* _TASK GOAL_: Copy out the listing that follows, exact in every word, and skip the images.

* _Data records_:

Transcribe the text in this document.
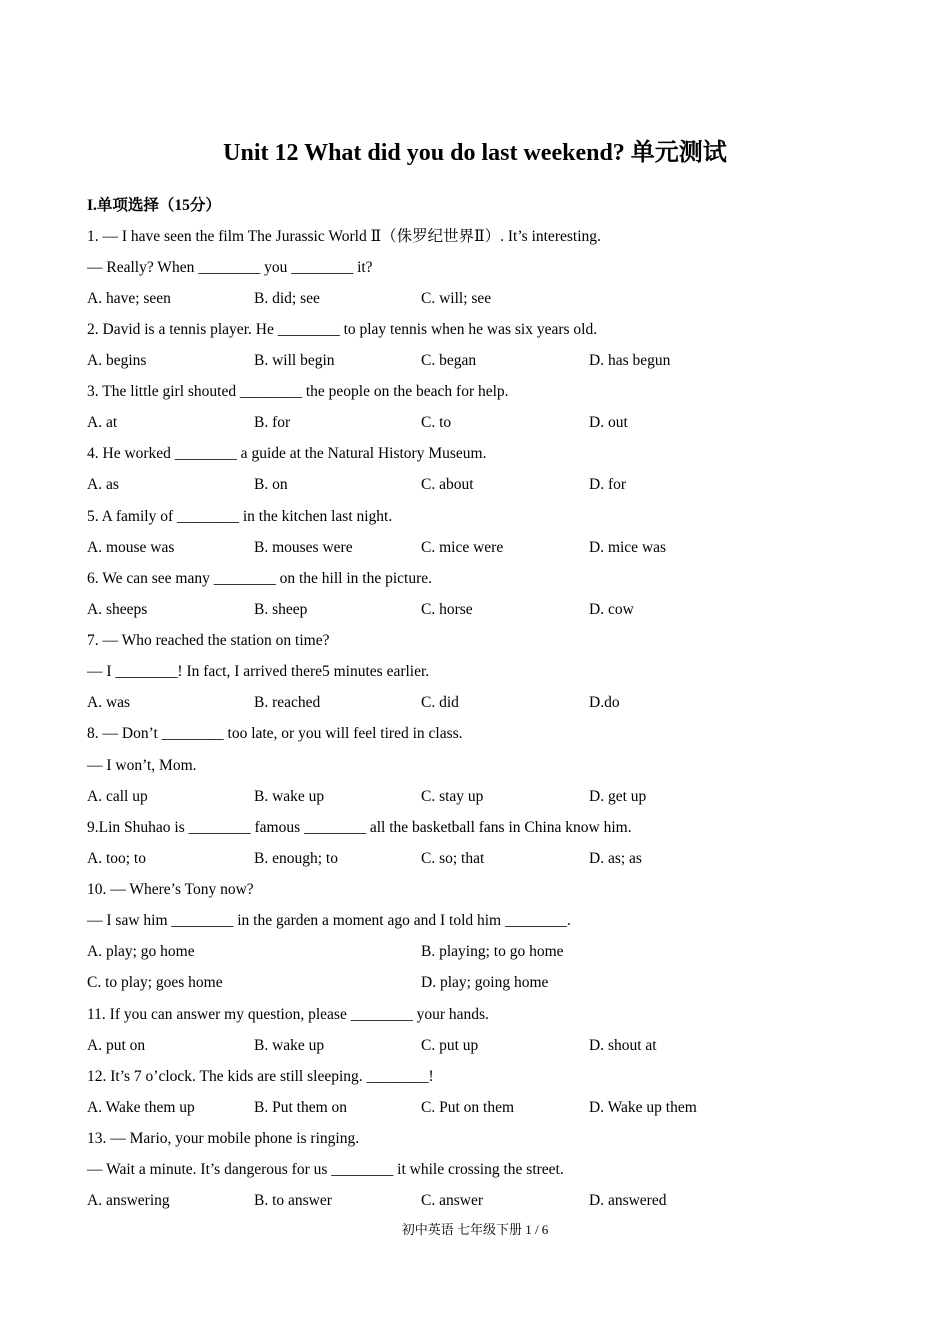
Unit 12 What did you do last weekend? 单元测试
I.单项选择（15分）
1. — I have seen the film The Jurassic World Ⅱ（侏罗纪世界Ⅱ）. It’s interesting.
— Really? When ________ you ________ it?
A. have; seen	B. did; see	C. will; see
2. David is a tennis player. He ________ to play tennis when he was six years old.
A. begins	B. will begin	C. began	D. has begun
3. The little girl shouted ________ the people on the beach for help.
A. at	B. for	C. to	D. out
4. He worked ________ a guide at the Natural History Museum.
A. as	B. on	C. about	D. for
5. A family of ________ in the kitchen last night.
A. mouse was	B. mouses were	C. mice were	D. mice was
6. We can see many ________ on the hill in the picture.
A. sheeps	B. sheep	C. horse	D. cow
7. — Who reached the station on time?
— I ________! In fact, I arrived there5 minutes earlier.
A. was	B. reached	C. did	D.do
8. — Don’t ________ too late, or you will feel tired in class.
— I won’t, Mom.
A. call up	B. wake up	C. stay up	D. get up
9.Lin Shuhao is ________ famous ________ all the basketball fans in China know him.
A. too; to	B. enough; to	C. so; that	D. as; as
10. — Where’s Tony now?
— I saw him ________ in the garden a moment ago and I told him ________.
A. play; go home	B. playing; to go home
C. to play; goes home	D. play; going home
11. If you can answer my question, please ________ your hands.
A. put on	B. wake up	C. put up	D. shout at
12. It’s 7 o’clock. The kids are still sleeping. ________!
A. Wake them up	B. Put them on	C. Put on them	D. Wake up them
13. — Mario, your mobile phone is ringing.
— Wait a minute. It’s dangerous for us ________ it while crossing the street.
A. answering	B. to answer	C. answer	D. answered
初中英语 七年级下册 1 / 6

* _EXERCISE SOLUTION_:
Transcribe the text in this document.
Unit 12 What did you do last weekend? 单元测试
I.单项选择（15分）
1. — I have seen the film The Jurassic World Ⅱ（侏罗纪世界Ⅱ）. It’s interesting.
— Really? When ________ you ________ it?
A. have; seen	B. did; see	C. will; see
2. David is a tennis player. He ________ to play tennis when he was six years old.
A. begins	B. will begin	C. began	D. has begun
3. The little girl shouted ________ the people on the beach for help.
A. at	B. for	C. to	D. out
4. He worked ________ a guide at the Natural History Museum.
A. as	B. on	C. about	D. for
5. A family of ________ in the kitchen last night.
A. mouse was	B. mouses were	C. mice were	D. mice was
6. We can see many ________ on the hill in the picture.
A. sheeps	B. sheep	C. horse	D. cow
7. — Who reached the station on time?
— I ________! In fact, I arrived there5 minutes earlier.
A. was	B. reached	C. did	D.do
8. — Don’t ________ too late, or you will feel tired in class.
— I won’t, Mom.
A. call up	B. wake up	C. stay up	D. get up
9.Lin Shuhao is ________ famous ________ all the basketball fans in China know him.
A. too; to	B. enough; to	C. so; that	D. as; as
10. — Where’s Tony now?
— I saw him ________ in the garden a moment ago and I told him ________.
A. play; go home	B. playing; to go home
C. to play; goes home	D. play; going home
11. If you can answer my question, please ________ your hands.
A. put on	B. wake up	C. put up	D. shout at
12. It’s 7 o’clock. The kids are still sleeping. ________!
A. Wake them up	B. Put them on	C. Put on them	D. Wake up them
13. — Mario, your mobile phone is ringing.
— Wait a minute. It’s dangerous for us ________ it while crossing the street.
A. answering	B. to answer	C. answer	D. answered
初中英语 七年级下册 1 / 6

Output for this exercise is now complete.